Requirement >> Copy all of the material word for word, except for the pictures.

Task inputs >>

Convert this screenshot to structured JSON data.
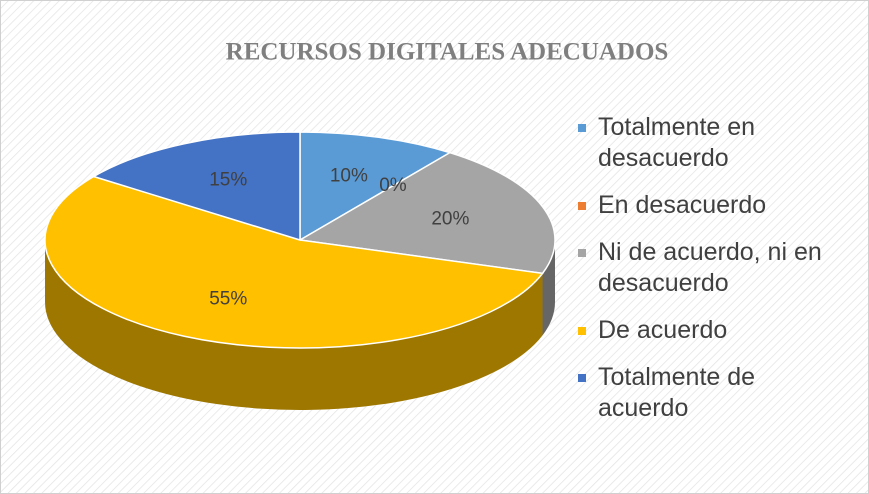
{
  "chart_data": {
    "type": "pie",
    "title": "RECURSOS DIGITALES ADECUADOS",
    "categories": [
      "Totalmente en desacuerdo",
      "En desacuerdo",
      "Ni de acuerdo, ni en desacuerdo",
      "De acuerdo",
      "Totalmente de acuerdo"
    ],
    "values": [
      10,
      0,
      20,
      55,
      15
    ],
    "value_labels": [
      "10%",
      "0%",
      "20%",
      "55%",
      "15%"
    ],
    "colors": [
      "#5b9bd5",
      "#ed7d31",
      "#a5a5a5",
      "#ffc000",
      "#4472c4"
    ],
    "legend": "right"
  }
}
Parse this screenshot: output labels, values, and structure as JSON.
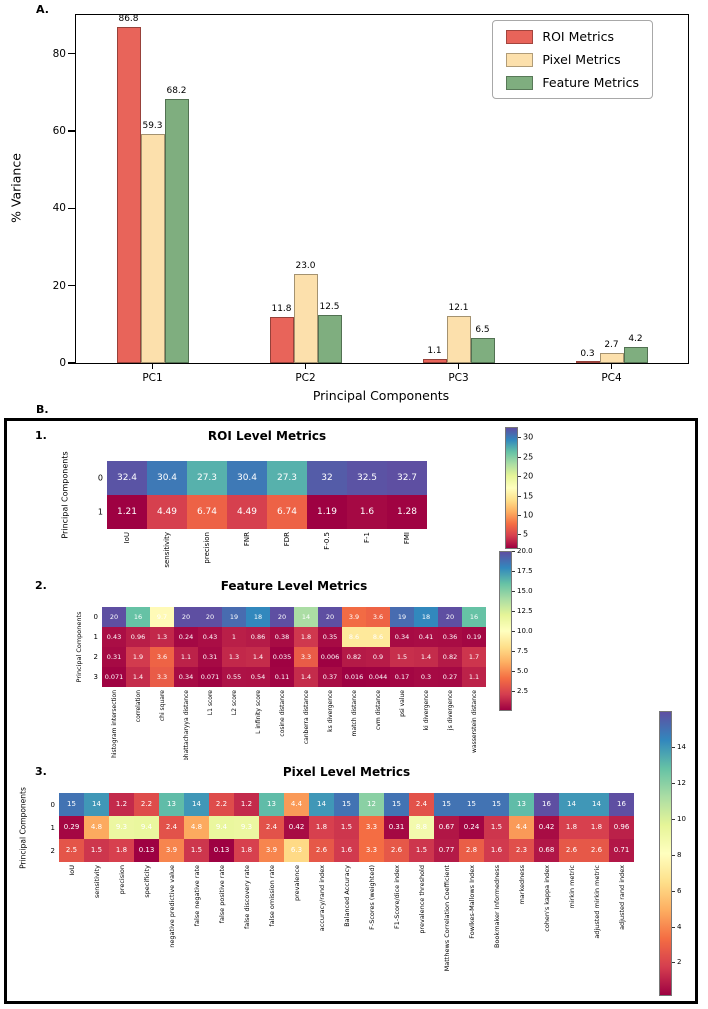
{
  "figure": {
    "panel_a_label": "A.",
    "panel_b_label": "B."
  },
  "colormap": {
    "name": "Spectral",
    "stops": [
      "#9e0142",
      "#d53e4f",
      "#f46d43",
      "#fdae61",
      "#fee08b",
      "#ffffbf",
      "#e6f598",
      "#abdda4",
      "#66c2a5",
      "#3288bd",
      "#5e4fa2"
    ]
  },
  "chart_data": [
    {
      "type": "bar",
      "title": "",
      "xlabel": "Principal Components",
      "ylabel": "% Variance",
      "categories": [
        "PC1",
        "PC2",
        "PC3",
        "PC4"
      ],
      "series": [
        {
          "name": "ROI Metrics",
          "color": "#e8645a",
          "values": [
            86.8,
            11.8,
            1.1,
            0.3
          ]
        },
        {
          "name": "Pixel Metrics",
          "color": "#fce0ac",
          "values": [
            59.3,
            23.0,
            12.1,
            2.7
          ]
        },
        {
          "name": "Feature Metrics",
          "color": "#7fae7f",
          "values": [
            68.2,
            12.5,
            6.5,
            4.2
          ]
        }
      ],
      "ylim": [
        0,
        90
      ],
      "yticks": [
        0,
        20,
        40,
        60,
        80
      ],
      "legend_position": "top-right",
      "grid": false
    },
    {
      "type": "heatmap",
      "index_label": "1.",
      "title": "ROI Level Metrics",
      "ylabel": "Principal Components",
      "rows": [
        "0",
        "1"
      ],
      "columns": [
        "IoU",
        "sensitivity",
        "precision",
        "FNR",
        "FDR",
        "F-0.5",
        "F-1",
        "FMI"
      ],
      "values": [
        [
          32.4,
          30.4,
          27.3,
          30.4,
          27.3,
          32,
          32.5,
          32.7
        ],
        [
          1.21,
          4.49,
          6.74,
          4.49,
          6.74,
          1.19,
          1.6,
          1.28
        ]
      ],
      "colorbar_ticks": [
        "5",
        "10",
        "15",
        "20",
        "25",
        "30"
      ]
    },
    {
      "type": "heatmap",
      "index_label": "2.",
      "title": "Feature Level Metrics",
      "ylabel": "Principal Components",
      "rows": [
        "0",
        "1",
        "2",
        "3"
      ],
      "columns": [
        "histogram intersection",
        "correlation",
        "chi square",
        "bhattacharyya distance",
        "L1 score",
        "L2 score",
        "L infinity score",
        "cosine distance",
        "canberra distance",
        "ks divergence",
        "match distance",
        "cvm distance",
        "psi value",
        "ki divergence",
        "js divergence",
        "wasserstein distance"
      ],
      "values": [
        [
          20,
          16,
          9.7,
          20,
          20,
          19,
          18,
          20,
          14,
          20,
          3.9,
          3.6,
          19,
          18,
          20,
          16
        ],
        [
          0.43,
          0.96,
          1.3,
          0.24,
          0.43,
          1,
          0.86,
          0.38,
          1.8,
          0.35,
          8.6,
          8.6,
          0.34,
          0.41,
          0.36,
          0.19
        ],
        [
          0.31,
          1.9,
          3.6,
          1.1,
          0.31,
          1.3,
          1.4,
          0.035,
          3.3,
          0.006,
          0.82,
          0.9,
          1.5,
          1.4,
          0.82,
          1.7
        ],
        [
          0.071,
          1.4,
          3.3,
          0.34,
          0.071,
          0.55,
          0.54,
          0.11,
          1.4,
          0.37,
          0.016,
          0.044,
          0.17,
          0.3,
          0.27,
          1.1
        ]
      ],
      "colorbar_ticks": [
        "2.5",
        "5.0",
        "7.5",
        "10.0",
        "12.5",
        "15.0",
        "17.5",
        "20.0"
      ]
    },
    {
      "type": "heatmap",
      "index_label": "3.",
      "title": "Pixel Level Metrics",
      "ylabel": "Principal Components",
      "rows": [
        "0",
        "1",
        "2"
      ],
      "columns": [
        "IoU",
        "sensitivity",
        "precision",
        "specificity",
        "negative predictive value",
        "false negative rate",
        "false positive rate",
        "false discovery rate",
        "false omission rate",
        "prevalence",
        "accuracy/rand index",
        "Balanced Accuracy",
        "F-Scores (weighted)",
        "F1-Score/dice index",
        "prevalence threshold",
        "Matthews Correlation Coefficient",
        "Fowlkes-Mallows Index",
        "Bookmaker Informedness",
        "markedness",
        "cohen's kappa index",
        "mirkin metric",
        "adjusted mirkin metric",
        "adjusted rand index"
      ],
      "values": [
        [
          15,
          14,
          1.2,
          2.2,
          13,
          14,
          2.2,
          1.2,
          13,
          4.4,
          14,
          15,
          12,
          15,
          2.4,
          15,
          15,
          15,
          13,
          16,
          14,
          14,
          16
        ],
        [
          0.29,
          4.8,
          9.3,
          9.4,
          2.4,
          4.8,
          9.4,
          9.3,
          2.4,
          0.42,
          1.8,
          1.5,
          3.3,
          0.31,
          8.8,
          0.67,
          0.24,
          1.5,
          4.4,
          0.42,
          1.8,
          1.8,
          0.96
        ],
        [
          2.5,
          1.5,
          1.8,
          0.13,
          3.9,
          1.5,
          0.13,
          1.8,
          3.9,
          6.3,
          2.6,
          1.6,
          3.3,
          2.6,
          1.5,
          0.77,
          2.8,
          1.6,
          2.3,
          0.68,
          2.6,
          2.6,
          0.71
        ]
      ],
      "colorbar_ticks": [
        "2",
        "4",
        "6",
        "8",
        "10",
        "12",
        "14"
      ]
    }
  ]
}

Written solution >>
Convert this screenshot to structured JSON data.
{
  "chart_data": {
    "type": "pie",
    "title": "RECURSOS DIGITALES ADECUADOS",
    "categories": [
      "Totalmente en desacuerdo",
      "En desacuerdo",
      "Ni de acuerdo, ni en desacuerdo",
      "De acuerdo",
      "Totalmente de acuerdo"
    ],
    "values": [
      10,
      0,
      20,
      55,
      15
    ],
    "value_labels": [
      "10%",
      "0%",
      "20%",
      "55%",
      "15%"
    ],
    "colors": [
      "#5b9bd5",
      "#ed7d31",
      "#a5a5a5",
      "#ffc000",
      "#4472c4"
    ],
    "legend": "right"
  }
}
Parse this screenshot: output labels, values, and structure as JSON.
{
  "figure": {
    "panel_a_label": "A.",
    "panel_b_label": "B."
  },
  "colormap": {
    "name": "Spectral",
    "stops": [
      "#9e0142",
      "#d53e4f",
      "#f46d43",
      "#fdae61",
      "#fee08b",
      "#ffffbf",
      "#e6f598",
      "#abdda4",
      "#66c2a5",
      "#3288bd",
      "#5e4fa2"
    ]
  },
  "chart_data": [
    {
      "type": "bar",
      "title": "",
      "xlabel": "Principal Components",
      "ylabel": "% Variance",
      "categories": [
        "PC1",
        "PC2",
        "PC3",
        "PC4"
      ],
      "series": [
        {
          "name": "ROI Metrics",
          "color": "#e8645a",
          "values": [
            86.8,
            11.8,
            1.1,
            0.3
          ]
        },
        {
          "name": "Pixel Metrics",
          "color": "#fce0ac",
          "values": [
            59.3,
            23.0,
            12.1,
            2.7
          ]
        },
        {
          "name": "Feature Metrics",
          "color": "#7fae7f",
          "values": [
            68.2,
            12.5,
            6.5,
            4.2
          ]
        }
      ],
      "ylim": [
        0,
        90
      ],
      "yticks": [
        0,
        20,
        40,
        60,
        80
      ],
      "legend_position": "top-right",
      "grid": false
    },
    {
      "type": "heatmap",
      "index_label": "1.",
      "title": "ROI Level Metrics",
      "ylabel": "Principal Components",
      "rows": [
        "0",
        "1"
      ],
      "columns": [
        "IoU",
        "sensitivity",
        "precision",
        "FNR",
        "FDR",
        "F-0.5",
        "F-1",
        "FMI"
      ],
      "values": [
        [
          32.4,
          30.4,
          27.3,
          30.4,
          27.3,
          32,
          32.5,
          32.7
        ],
        [
          1.21,
          4.49,
          6.74,
          4.49,
          6.74,
          1.19,
          1.6,
          1.28
        ]
      ],
      "colorbar_ticks": [
        "5",
        "10",
        "15",
        "20",
        "25",
        "30"
      ]
    },
    {
      "type": "heatmap",
      "index_label": "2.",
      "title": "Feature Level Metrics",
      "ylabel": "Principal Components",
      "rows": [
        "0",
        "1",
        "2",
        "3"
      ],
      "columns": [
        "histogram intersection",
        "correlation",
        "chi square",
        "bhattacharyya distance",
        "L1 score",
        "L2 score",
        "L infinity score",
        "cosine distance",
        "canberra distance",
        "ks divergence",
        "match distance",
        "cvm distance",
        "psi value",
        "ki divergence",
        "js divergence",
        "wasserstein distance"
      ],
      "values": [
        [
          20,
          16,
          9.7,
          20,
          20,
          19,
          18,
          20,
          14,
          20,
          3.9,
          3.6,
          19,
          18,
          20,
          16
        ],
        [
          0.43,
          0.96,
          1.3,
          0.24,
          0.43,
          1,
          0.86,
          0.38,
          1.8,
          0.35,
          8.6,
          8.6,
          0.34,
          0.41,
          0.36,
          0.19
        ],
        [
          0.31,
          1.9,
          3.6,
          1.1,
          0.31,
          1.3,
          1.4,
          0.035,
          3.3,
          0.006,
          0.82,
          0.9,
          1.5,
          1.4,
          0.82,
          1.7
        ],
        [
          0.071,
          1.4,
          3.3,
          0.34,
          0.071,
          0.55,
          0.54,
          0.11,
          1.4,
          0.37,
          0.016,
          0.044,
          0.17,
          0.3,
          0.27,
          1.1
        ]
      ],
      "colorbar_ticks": [
        "2.5",
        "5.0",
        "7.5",
        "10.0",
        "12.5",
        "15.0",
        "17.5",
        "20.0"
      ]
    },
    {
      "type": "heatmap",
      "index_label": "3.",
      "title": "Pixel Level Metrics",
      "ylabel": "Principal Components",
      "rows": [
        "0",
        "1",
        "2"
      ],
      "columns": [
        "IoU",
        "sensitivity",
        "precision",
        "specificity",
        "negative predictive value",
        "false negative rate",
        "false positive rate",
        "false discovery rate",
        "false omission rate",
        "prevalence",
        "accuracy/rand index",
        "Balanced Accuracy",
        "F-Scores (weighted)",
        "F1-Score/dice index",
        "prevalence threshold",
        "Matthews Correlation Coefficient",
        "Fowlkes-Mallows Index",
        "Bookmaker Informedness",
        "markedness",
        "cohen's kappa index",
        "mirkin metric",
        "adjusted mirkin metric",
        "adjusted rand index"
      ],
      "values": [
        [
          15,
          14,
          1.2,
          2.2,
          13,
          14,
          2.2,
          1.2,
          13,
          4.4,
          14,
          15,
          12,
          15,
          2.4,
          15,
          15,
          15,
          13,
          16,
          14,
          14,
          16
        ],
        [
          0.29,
          4.8,
          9.3,
          9.4,
          2.4,
          4.8,
          9.4,
          9.3,
          2.4,
          0.42,
          1.8,
          1.5,
          3.3,
          0.31,
          8.8,
          0.67,
          0.24,
          1.5,
          4.4,
          0.42,
          1.8,
          1.8,
          0.96
        ],
        [
          2.5,
          1.5,
          1.8,
          0.13,
          3.9,
          1.5,
          0.13,
          1.8,
          3.9,
          6.3,
          2.6,
          1.6,
          3.3,
          2.6,
          1.5,
          0.77,
          2.8,
          1.6,
          2.3,
          0.68,
          2.6,
          2.6,
          0.71
        ]
      ],
      "colorbar_ticks": [
        "2",
        "4",
        "6",
        "8",
        "10",
        "12",
        "14"
      ]
    }
  ]
}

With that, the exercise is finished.